**Exercise description:**
From the listing that follows, extract every line and set it down unaltered.

Saved entries:

==============================

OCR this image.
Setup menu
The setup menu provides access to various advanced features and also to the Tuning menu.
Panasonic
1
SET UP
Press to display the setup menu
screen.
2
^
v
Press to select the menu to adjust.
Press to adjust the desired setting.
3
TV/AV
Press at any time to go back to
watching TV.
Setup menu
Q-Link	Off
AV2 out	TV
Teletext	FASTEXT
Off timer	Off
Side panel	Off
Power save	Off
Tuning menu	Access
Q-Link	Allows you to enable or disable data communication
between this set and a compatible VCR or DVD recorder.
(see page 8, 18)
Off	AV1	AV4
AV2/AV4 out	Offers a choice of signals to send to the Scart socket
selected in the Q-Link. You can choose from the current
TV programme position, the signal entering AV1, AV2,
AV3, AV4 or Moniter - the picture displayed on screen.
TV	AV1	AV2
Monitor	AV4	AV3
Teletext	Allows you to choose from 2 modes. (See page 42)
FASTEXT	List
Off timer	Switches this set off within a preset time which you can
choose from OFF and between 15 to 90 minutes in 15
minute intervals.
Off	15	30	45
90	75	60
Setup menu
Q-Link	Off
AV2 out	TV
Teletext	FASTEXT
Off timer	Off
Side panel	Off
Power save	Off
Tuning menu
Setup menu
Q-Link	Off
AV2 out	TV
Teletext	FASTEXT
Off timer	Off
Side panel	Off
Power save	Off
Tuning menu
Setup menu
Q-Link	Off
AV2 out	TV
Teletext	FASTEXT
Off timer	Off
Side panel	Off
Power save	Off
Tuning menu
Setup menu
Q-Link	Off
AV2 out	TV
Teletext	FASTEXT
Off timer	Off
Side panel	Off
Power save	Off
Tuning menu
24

==============================

**Final answer:**
OCR this image.
Setup menu
The setup menu provides access to various advanced features and also to the Tuning menu.
Panasonic
1
SET UP
Press to display the setup menu
screen.
2
^
v
Press to select the menu to adjust.
Press to adjust the desired setting.
3
TV/AV
Press at any time to go back to
watching TV.
Setup menu
Q-Link	Off
AV2 out	TV
Teletext	FASTEXT
Off timer	Off
Side panel	Off
Power save	Off
Tuning menu	Access
Q-Link	Allows you to enable or disable data communication
between this set and a compatible VCR or DVD recorder.
(see page 8, 18)
Off	AV1	AV4
AV2/AV4 out	Offers a choice of signals to send to the Scart socket
selected in the Q-Link. You can choose from the current
TV programme position, the signal entering AV1, AV2,
AV3, AV4 or Moniter - the picture displayed on screen.
TV	AV1	AV2
Monitor	AV4	AV3
Teletext	Allows you to choose from 2 modes. (See page 42)
FASTEXT	List
Off timer	Switches this set off within a preset time which you can
choose from OFF and between 15 to 90 minutes in 15
minute intervals.
Off	15	30	45
90	75	60
Setup menu
Q-Link	Off
AV2 out	TV
Teletext	FASTEXT
Off timer	Off
Side panel	Off
Power save	Off
Tuning menu
Setup menu
Q-Link	Off
AV2 out	TV
Teletext	FASTEXT
Off timer	Off
Side panel	Off
Power save	Off
Tuning menu
Setup menu
Q-Link	Off
AV2 out	TV
Teletext	FASTEXT
Off timer	Off
Side panel	Off
Power save	Off
Tuning menu
Setup menu
Q-Link	Off
AV2 out	TV
Teletext	FASTEXT
Off timer	Off
Side panel	Off
Power save	Off
Tuning menu
24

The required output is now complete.